[TASK STATEMENT]:
Identify each line containing the word "Deposits" and copy it.

[LISTING]:
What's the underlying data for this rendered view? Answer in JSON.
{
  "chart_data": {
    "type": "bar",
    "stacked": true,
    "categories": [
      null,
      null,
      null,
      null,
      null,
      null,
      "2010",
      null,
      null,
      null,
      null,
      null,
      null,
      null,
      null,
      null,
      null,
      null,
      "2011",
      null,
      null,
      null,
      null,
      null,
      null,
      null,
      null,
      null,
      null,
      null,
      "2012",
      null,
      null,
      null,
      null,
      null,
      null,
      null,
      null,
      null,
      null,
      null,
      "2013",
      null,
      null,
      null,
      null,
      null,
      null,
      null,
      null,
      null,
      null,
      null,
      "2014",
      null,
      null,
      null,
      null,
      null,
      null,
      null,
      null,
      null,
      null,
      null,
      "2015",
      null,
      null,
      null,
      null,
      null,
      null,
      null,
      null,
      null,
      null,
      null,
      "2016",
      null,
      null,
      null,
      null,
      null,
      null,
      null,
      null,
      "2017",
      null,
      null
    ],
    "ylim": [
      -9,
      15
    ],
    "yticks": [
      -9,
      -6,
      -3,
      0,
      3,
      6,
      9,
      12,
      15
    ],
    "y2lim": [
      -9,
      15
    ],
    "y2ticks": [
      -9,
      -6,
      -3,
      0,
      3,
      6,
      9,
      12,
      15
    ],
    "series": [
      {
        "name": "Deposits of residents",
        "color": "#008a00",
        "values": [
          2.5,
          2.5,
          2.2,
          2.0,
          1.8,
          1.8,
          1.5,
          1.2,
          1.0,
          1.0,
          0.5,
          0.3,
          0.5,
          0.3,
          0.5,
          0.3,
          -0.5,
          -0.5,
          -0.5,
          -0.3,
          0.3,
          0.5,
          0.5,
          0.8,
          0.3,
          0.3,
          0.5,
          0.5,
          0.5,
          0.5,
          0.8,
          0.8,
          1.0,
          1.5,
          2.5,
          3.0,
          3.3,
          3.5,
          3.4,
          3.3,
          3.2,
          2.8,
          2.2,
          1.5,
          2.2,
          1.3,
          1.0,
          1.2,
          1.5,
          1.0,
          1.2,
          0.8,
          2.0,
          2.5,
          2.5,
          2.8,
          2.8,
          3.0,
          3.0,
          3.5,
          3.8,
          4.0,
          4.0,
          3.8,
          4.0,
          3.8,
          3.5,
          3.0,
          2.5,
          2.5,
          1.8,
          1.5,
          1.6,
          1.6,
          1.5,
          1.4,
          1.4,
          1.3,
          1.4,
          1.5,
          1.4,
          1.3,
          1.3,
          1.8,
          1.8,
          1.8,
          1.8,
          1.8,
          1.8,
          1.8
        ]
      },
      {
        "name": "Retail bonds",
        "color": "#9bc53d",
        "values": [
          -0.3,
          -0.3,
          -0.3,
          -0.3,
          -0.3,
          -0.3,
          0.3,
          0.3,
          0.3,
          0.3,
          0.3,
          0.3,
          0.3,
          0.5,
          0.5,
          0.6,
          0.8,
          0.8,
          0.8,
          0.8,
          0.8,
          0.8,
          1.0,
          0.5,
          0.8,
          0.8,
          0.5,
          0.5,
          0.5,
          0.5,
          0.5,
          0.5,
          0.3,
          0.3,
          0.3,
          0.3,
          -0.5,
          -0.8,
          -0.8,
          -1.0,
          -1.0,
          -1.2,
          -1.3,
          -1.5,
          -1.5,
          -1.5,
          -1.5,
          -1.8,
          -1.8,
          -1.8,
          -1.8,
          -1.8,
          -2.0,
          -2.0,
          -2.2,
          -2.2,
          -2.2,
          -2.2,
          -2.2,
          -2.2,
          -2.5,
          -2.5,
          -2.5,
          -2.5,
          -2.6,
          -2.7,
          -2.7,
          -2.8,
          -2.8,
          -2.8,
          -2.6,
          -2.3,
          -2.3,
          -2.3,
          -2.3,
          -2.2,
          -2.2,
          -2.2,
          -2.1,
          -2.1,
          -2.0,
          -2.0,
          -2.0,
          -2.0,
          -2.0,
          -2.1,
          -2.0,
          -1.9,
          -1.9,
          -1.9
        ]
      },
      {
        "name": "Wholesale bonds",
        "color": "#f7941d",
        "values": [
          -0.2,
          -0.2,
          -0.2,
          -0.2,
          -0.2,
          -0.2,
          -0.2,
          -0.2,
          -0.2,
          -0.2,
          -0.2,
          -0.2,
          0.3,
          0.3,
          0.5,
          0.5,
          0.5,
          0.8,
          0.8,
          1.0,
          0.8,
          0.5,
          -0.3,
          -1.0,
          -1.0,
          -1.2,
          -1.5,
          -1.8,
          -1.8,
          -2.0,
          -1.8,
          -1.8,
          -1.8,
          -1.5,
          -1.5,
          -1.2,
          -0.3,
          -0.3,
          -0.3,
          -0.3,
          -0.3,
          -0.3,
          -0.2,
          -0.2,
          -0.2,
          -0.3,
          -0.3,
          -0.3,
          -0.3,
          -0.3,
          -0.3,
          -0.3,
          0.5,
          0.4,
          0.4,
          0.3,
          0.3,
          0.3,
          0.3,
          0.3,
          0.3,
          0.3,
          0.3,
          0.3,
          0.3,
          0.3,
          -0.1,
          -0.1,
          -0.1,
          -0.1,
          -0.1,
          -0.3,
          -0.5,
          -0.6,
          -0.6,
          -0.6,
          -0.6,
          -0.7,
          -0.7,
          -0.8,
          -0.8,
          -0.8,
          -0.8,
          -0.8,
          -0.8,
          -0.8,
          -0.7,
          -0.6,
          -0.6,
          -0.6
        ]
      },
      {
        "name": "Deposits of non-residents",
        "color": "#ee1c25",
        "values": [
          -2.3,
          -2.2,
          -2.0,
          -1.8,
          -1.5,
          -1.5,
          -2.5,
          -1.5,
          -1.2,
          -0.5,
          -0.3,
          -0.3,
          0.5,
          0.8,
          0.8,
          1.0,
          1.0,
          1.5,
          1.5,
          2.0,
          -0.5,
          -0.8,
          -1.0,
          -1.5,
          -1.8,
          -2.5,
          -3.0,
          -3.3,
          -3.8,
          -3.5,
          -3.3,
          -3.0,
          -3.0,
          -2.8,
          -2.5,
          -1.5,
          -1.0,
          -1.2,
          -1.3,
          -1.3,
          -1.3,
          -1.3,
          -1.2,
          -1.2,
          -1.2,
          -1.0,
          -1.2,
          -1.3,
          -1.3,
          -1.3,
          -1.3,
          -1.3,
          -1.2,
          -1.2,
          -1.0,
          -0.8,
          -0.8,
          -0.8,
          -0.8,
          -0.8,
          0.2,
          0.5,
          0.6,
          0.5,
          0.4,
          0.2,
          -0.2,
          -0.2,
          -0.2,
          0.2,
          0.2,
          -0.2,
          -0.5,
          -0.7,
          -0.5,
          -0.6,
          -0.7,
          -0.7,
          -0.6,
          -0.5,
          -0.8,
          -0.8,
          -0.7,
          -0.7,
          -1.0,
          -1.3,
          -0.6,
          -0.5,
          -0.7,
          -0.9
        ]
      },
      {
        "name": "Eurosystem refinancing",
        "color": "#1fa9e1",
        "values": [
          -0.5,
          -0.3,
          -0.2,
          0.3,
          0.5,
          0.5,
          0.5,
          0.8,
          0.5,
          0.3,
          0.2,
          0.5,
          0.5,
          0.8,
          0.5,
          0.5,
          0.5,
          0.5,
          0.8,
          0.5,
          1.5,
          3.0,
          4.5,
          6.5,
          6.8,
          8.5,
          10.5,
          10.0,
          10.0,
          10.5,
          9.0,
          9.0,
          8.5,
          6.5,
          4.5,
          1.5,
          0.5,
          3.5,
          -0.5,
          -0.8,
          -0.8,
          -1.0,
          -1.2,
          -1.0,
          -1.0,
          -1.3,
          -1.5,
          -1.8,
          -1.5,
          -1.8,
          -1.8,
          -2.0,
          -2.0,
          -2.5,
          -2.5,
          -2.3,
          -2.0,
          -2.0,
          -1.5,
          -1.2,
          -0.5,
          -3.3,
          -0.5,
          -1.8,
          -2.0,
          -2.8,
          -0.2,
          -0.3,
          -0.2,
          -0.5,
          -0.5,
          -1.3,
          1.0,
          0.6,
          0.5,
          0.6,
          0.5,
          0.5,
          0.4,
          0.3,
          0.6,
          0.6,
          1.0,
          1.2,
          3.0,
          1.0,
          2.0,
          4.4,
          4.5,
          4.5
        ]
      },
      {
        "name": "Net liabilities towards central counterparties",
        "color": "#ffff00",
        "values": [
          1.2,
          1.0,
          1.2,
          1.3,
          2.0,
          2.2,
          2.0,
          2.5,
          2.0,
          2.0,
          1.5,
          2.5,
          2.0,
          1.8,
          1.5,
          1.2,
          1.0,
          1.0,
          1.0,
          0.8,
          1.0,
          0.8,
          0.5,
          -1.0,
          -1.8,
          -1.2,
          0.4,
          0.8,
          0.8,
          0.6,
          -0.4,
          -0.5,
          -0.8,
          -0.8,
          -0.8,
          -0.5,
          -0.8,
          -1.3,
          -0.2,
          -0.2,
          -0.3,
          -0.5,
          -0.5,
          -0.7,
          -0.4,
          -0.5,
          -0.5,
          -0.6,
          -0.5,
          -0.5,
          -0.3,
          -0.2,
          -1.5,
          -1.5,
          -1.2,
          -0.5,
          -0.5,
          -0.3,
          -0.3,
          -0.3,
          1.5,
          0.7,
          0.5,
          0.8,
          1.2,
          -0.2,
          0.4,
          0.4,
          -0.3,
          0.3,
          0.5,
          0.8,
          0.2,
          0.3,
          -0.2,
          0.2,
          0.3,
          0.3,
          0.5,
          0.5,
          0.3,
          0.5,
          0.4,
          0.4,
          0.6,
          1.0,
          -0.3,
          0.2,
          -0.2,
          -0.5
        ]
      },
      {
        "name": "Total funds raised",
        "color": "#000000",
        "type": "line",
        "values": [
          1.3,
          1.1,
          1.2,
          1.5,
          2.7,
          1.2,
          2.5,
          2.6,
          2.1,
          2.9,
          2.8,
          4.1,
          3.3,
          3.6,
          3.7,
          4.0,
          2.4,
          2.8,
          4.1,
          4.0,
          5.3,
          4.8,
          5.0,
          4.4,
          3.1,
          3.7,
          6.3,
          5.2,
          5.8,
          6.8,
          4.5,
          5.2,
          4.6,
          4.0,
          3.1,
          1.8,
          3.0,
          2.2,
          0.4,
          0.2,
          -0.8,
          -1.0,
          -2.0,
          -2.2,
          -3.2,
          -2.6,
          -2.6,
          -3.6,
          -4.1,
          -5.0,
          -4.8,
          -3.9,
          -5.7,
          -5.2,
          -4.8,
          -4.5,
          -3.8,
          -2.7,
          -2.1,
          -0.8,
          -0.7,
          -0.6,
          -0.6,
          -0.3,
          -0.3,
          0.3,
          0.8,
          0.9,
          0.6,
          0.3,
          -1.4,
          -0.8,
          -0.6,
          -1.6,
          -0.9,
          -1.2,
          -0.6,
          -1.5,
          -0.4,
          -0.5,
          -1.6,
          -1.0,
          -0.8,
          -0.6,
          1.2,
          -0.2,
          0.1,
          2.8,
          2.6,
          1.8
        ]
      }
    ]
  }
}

[EXERCISE RESULT]:
        "name": "Deposits of residents",
        "name": "Deposits of non-residents",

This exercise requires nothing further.